> The task
Using the listing below, select the lines with the word "Zadanie" and copy them.

Stored data:
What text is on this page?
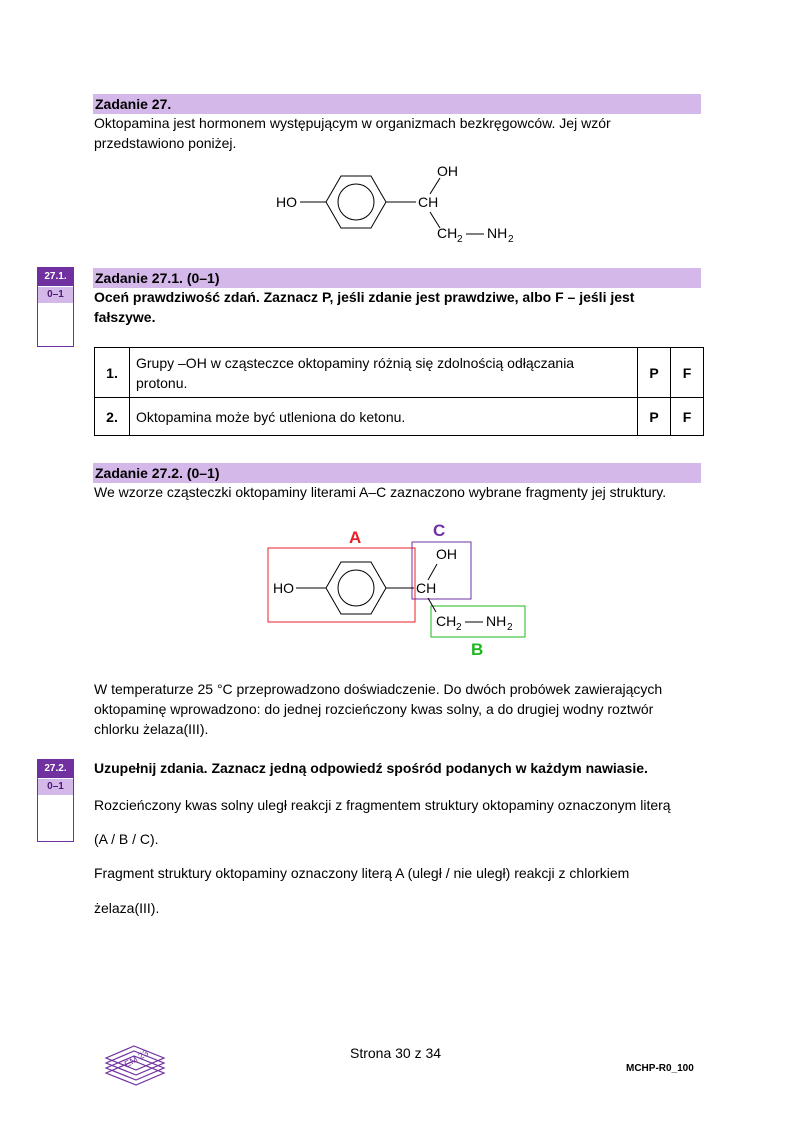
Zadanie 27.
Oktopamina jest hormonem występującym w organizmach bezkręgowców. Jej wzór
przedstawiono poniżej.
HO	CH
OH
CH 2 NH 2
27.1.
0–1
Zadanie 27.1. (0–1)
Oceń prawdziwość zdań. Zaznacz P, jeśli zdanie jest prawdziwe, albo F – jeśli jest
fałszywe.
1.	Grupy –OH w cząsteczce oktopaminy różnią się zdolnością odłączania
protonu.	P	F
2.	Oktopamina może być utleniona do ketonu.	P	F
Zadanie 27.2. (0–1)
We wzorze cząsteczki oktopaminy literami A–C zaznaczono wybrane fragmenty jej struktury.
A	C
B
HO	CH
OH
CH 2 NH 2
W temperaturze 25 °C przeprowadzono doświadczenie. Do dwóch probówek zawierających
oktopaminę wprowadzono: do jednej rozcieńczony kwas solny, a do drugiej wodny roztwór
chlorku żelaza(III).
27.2.
0–1
Uzupełnij zdania. Zaznacz jedną odpowiedź spośród podanych w każdym nawiasie.
Rozcieńczony kwas solny uległ reakcji z fragmentem struktury oktopaminy oznaczonym literą
(A / B / C).
Fragment struktury oktopaminy oznaczony literą A (uległ / nie uległ) reakcji z chlorkiem
żelaza(III).
EM 23	Strona 30 z 34
MCHP-R0_100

> Reply to the task
Zadanie 27.
Zadanie 27.1. (0–1)
Zadanie 27.2. (0–1)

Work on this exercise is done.